Exercise data -
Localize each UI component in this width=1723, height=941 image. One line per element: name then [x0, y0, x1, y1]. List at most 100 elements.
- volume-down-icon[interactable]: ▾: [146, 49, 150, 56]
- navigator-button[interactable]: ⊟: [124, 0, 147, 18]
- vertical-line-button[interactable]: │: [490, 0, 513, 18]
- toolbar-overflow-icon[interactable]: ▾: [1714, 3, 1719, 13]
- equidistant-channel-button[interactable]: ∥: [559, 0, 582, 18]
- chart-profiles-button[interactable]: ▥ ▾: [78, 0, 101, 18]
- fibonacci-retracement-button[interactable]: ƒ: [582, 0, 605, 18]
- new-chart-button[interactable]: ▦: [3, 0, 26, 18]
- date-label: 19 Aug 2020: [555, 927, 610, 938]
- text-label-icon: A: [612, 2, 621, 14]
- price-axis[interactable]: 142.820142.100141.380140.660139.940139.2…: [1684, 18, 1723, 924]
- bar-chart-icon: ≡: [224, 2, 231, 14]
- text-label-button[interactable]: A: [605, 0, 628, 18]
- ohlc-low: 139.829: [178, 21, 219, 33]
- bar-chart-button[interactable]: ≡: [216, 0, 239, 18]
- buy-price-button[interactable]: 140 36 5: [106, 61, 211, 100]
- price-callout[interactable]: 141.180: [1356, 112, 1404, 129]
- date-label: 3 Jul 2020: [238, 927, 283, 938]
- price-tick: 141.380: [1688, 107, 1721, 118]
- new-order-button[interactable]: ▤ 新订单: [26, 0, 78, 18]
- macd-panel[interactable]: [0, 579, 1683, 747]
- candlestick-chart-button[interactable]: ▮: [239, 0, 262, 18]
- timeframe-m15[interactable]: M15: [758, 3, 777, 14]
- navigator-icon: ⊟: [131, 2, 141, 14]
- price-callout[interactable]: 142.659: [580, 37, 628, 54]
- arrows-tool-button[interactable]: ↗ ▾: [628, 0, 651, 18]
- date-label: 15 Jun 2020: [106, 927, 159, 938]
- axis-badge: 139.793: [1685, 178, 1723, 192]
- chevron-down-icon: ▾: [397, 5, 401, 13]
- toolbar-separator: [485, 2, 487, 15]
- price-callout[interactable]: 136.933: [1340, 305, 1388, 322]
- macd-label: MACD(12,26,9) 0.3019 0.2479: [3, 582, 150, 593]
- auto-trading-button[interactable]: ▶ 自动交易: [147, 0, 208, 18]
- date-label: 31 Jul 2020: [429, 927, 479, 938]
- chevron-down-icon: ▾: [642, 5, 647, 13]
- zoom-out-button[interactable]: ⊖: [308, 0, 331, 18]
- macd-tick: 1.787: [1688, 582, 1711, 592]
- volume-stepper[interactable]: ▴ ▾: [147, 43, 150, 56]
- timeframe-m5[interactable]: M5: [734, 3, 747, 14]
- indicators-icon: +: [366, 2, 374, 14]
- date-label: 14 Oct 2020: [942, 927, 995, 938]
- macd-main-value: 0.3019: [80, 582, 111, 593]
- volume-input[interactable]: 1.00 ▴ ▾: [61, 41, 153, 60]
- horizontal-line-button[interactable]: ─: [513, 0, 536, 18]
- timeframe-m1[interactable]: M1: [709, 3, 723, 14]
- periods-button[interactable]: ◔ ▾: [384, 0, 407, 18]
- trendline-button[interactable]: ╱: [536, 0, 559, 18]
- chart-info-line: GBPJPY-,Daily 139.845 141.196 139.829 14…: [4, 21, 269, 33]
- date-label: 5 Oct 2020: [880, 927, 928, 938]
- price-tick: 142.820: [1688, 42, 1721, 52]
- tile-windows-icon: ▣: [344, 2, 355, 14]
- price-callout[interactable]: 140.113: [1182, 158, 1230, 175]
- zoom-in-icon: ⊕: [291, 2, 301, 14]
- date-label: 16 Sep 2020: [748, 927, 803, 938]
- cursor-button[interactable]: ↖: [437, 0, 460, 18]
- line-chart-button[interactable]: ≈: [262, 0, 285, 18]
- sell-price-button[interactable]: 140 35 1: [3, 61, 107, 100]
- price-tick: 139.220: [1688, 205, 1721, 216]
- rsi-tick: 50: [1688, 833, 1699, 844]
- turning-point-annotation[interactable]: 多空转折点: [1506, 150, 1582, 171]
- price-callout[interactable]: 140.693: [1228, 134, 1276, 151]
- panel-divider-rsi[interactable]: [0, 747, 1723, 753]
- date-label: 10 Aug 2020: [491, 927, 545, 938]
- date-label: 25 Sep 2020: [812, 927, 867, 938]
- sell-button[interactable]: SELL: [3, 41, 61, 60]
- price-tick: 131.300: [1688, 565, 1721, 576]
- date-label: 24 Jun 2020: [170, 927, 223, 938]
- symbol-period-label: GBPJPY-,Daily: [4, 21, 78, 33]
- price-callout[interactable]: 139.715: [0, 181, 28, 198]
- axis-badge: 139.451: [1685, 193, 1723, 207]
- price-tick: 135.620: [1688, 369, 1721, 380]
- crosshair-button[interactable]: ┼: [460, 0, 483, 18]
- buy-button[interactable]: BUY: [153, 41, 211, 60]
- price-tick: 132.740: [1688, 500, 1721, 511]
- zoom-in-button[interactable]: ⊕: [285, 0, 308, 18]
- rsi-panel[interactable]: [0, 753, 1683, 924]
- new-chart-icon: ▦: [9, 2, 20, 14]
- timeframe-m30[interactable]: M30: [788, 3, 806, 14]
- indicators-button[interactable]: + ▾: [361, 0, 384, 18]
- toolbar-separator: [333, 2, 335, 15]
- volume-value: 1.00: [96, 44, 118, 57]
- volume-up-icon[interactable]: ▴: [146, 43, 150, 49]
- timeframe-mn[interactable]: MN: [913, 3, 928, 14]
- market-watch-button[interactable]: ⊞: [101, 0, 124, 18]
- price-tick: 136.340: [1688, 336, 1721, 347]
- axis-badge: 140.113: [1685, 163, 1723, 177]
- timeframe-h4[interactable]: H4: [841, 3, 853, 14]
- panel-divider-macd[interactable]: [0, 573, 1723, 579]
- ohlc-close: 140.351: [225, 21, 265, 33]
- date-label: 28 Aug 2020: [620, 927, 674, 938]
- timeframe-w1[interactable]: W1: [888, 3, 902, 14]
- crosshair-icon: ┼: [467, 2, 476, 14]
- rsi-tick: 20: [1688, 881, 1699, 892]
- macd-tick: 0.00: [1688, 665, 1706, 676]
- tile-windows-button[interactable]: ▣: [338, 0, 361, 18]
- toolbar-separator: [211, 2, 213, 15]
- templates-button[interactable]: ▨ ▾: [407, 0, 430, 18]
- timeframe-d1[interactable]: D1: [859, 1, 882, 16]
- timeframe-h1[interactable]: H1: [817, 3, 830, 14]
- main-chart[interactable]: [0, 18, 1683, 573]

Your goal -
Recast every line of the items above as a Markdown table with the columns "No." and "Entry," numbering each row and skipping any blank lines.

Worked solution -
| No. | Entry |
|---|---|
| 1 | Localize each UI component in this width=1723, height=941 image. One line per element: name then [x0, y0, x1, y1]. List at most 100 elements. |
| 2 | - volume-down-icon[interactable]: ▾: [146, 49, 150, 56] |
| 3 | - navigator-button[interactable]: ⊟: [124, 0, 147, 18] |
| 4 | - vertical-line-button[interactable]: │: [490, 0, 513, 18] |
| 5 | - toolbar-overflow-icon[interactable]: ▾: [1714, 3, 1719, 13] |
| 6 | - equidistant-channel-button[interactable]: ∥: [559, 0, 582, 18] |
| 7 | - chart-profiles-button[interactable]: ▥ ▾: [78, 0, 101, 18] |
| 8 | - fibonacci-retracement-button[interactable]: ƒ: [582, 0, 605, 18] |
| 9 | - new-chart-button[interactable]: ▦: [3, 0, 26, 18] |
| 10 | - date-label: 19 Aug 2020: [555, 927, 610, 938] |
| 11 | - text-label-icon: A: [612, 2, 621, 14] |
| 12 | - price-axis[interactable]: 142.820142.100141.380140.660139.940139.2…: [1684, 18, 1723, 924] |
| 13 | - bar-chart-icon: ≡: [224, 2, 231, 14] |
| 14 | - text-label-button[interactable]: A: [605, 0, 628, 18] |
| 15 | - ohlc-low: 139.829: [178, 21, 219, 33] |
| 16 | - bar-chart-button[interactable]: ≡: [216, 0, 239, 18] |
| 17 | - buy-price-button[interactable]: 140 36 5: [106, 61, 211, 100] |
| 18 | - price-callout[interactable]: 141.180: [1356, 112, 1404, 129] |
| 19 | - date-label: 3 Jul 2020: [238, 927, 283, 938] |
| 20 | - price-tick: 141.380: [1688, 107, 1721, 118] |
| 21 | - new-order-button[interactable]: ▤ 新订单: [26, 0, 78, 18] |
| 22 | - macd-panel[interactable]: [0, 579, 1683, 747] |
| 23 | - candlestick-chart-button[interactable]: ▮: [239, 0, 262, 18] |
| 24 | - timeframe-m15[interactable]: M15: [758, 3, 777, 14] |
| 25 | - navigator-icon: ⊟: [131, 2, 141, 14] |
| 26 | - price-callout[interactable]: 142.659: [580, 37, 628, 54] |
| 27 | - arrows-tool-button[interactable]: ↗ ▾: [628, 0, 651, 18] |
| 28 | - date-label: 15 Jun 2020: [106, 927, 159, 938] |
| 29 | - axis-badge: 139.793: [1685, 178, 1723, 192] |
| 30 | - chevron-down-icon: ▾: [397, 5, 401, 13] |
| 31 | - toolbar-separator: [485, 2, 487, 15] |
| 32 | - price-callout[interactable]: 136.933: [1340, 305, 1388, 322] |
| 33 | - macd-label: MACD(12,26,9) 0.3019 0.2479: [3, 582, 150, 593] |
| 34 | - auto-trading-button[interactable]: ▶ 自动交易: [147, 0, 208, 18] |
| 35 | - date-label: 31 Jul 2020: [429, 927, 479, 938] |
| 36 | - chevron-down-icon: ▾: [642, 5, 647, 13] |
| 37 | - zoom-out-button[interactable]: ⊖: [308, 0, 331, 18] |
| 38 | - macd-tick: 1.787: [1688, 582, 1711, 592] |
| 39 | - volume-stepper[interactable]: ▴ ▾: [147, 43, 150, 56] |
| 40 | - timeframe-m5[interactable]: M5: [734, 3, 747, 14] |
| 41 | - indicators-icon: +: [366, 2, 374, 14] |
| 42 | - date-label: 14 Oct 2020: [942, 927, 995, 938] |
| 43 | - macd-main-value: 0.3019: [80, 582, 111, 593] |
| 44 | - volume-input[interactable]: 1.00 ▴ ▾: [61, 41, 153, 60] |
| 45 | - horizontal-line-button[interactable]: ─: [513, 0, 536, 18] |
| 46 | - timeframe-m1[interactable]: M1: [709, 3, 723, 14] |
| 47 | - periods-button[interactable]: ◔ ▾: [384, 0, 407, 18] |
| 48 | - trendline-button[interactable]: ╱: [536, 0, 559, 18] |
| 49 | - chart-info-line: GBPJPY-,Daily 139.845 141.196 139.829 14…: [4, 21, 269, 33] |
| 50 | - date-label: 5 Oct 2020: [880, 927, 928, 938] |
| 51 | - price-tick: 142.820: [1688, 42, 1721, 52] |
| 52 | - tile-windows-icon: ▣: [344, 2, 355, 14] |
| 53 | - price-callout[interactable]: 140.113: [1182, 158, 1230, 175] |
| 54 | - zoom-in-icon: ⊕: [291, 2, 301, 14] |
| 55 | - date-label: 16 Sep 2020: [748, 927, 803, 938] |
| 56 | - cursor-button[interactable]: ↖: [437, 0, 460, 18] |
| 57 | - line-chart-button[interactable]: ≈: [262, 0, 285, 18] |
| 58 | - sell-price-button[interactable]: 140 35 1: [3, 61, 107, 100] |
| 59 | - price-tick: 139.220: [1688, 205, 1721, 216] |
| 60 | - rsi-tick: 50: [1688, 833, 1699, 844] |
| 61 | - turning-point-annotation[interactable]: 多空转折点: [1506, 150, 1582, 171] |
| 62 | - price-callout[interactable]: 140.693: [1228, 134, 1276, 151] |
| 63 | - panel-divider-rsi[interactable]: [0, 747, 1723, 753] |
| 64 | - date-label: 10 Aug 2020: [491, 927, 545, 938] |
| 65 | - date-label: 25 Sep 2020: [812, 927, 867, 938] |
| 66 | - sell-button[interactable]: SELL: [3, 41, 61, 60] |
| 67 | - price-tick: 131.300: [1688, 565, 1721, 576] |
| 68 | - date-label: 24 Jun 2020: [170, 927, 223, 938] |
| 69 | - symbol-period-label: GBPJPY-,Daily: [4, 21, 78, 33] |
| 70 | - price-callout[interactable]: 139.715: [0, 181, 28, 198] |
| 71 | - axis-badge: 139.451: [1685, 193, 1723, 207] |
| 72 | - price-tick: 135.620: [1688, 369, 1721, 380] |
| 73 | - crosshair-button[interactable]: ┼: [460, 0, 483, 18] |
| 74 | - buy-button[interactable]: BUY: [153, 41, 211, 60] |
| 75 | - price-tick: 132.740: [1688, 500, 1721, 511] |
| 76 | - zoom-in-button[interactable]: ⊕: [285, 0, 308, 18] |
| 77 | - rsi-panel[interactable]: [0, 753, 1683, 924] |
| 78 | - new-chart-icon: ▦: [9, 2, 20, 14] |
| 79 | - timeframe-m30[interactable]: M30: [788, 3, 806, 14] |
| 80 | - indicators-button[interactable]: + ▾: [361, 0, 384, 18] |
| 81 | - toolbar-separator: [333, 2, 335, 15] |
| 82 | - volume-value: 1.00: [96, 44, 118, 57] |
| 83 | - volume-up-icon[interactable]: ▴: [146, 43, 150, 49] |
| 84 | - timeframe-mn[interactable]: MN: [913, 3, 928, 14] |
| 85 | - market-watch-button[interactable]: ⊞: [101, 0, 124, 18] |
| 86 | - price-tick: 136.340: [1688, 336, 1721, 347] |
| 87 | - axis-badge: 140.113: [1685, 163, 1723, 177] |
| 88 | - timeframe-h4[interactable]: H4: [841, 3, 853, 14] |
| 89 | - panel-divider-macd[interactable]: [0, 573, 1723, 579] |
| 90 | - ohlc-close: 140.351: [225, 21, 265, 33] |
| 91 | - date-label: 28 Aug 2020: [620, 927, 674, 938] |
| 92 | - timeframe-w1[interactable]: W1: [888, 3, 902, 14] |
| 93 | - crosshair-icon: ┼: [467, 2, 476, 14] |
| 94 | - rsi-tick: 20: [1688, 881, 1699, 892] |
| 95 | - macd-tick: 0.00: [1688, 665, 1706, 676] |
| 96 | - tile-windows-button[interactable]: ▣: [338, 0, 361, 18] |
| 97 | - toolbar-separator: [211, 2, 213, 15] |
| 98 | - templates-button[interactable]: ▨ ▾: [407, 0, 430, 18] |
| 99 | - timeframe-d1[interactable]: D1: [859, 1, 882, 16] |
| 100 | - timeframe-h1[interactable]: H1: [817, 3, 830, 14] |
| 101 | - main-chart[interactable]: [0, 18, 1683, 573] |